%%
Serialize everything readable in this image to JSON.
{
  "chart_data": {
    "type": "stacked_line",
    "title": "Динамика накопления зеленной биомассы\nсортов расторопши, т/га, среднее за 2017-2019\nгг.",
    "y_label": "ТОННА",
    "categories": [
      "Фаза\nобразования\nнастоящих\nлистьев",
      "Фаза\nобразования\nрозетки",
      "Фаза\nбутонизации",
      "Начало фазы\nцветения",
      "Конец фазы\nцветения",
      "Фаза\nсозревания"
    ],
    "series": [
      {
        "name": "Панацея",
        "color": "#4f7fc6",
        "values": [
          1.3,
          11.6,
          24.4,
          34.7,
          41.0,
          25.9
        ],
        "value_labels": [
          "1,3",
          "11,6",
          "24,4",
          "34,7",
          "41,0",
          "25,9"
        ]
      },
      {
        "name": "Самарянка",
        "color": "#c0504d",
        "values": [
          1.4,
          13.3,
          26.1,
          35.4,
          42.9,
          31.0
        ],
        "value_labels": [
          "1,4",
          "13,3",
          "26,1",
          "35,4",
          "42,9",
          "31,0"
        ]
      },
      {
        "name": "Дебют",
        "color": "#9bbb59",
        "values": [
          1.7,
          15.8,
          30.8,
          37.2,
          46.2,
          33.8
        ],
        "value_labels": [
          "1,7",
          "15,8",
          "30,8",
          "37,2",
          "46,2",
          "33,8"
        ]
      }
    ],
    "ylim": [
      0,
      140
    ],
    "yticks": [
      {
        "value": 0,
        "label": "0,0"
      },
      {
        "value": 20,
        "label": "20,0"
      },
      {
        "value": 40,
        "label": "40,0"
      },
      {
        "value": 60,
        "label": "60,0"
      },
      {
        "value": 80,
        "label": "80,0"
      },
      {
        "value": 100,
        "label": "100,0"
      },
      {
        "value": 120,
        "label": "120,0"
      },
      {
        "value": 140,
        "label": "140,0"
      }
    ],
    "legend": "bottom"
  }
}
%%
» **Exercise**: Identify every line above that includes the word "Фаза", and show those lines.

» **Answer to the task**:
      "Фаза\nобразования\nнастоящих\nлистьев",
      "Фаза\nобразования\nрозетки",
      "Фаза\nбутонизации",
      "Фаза\nсозревания"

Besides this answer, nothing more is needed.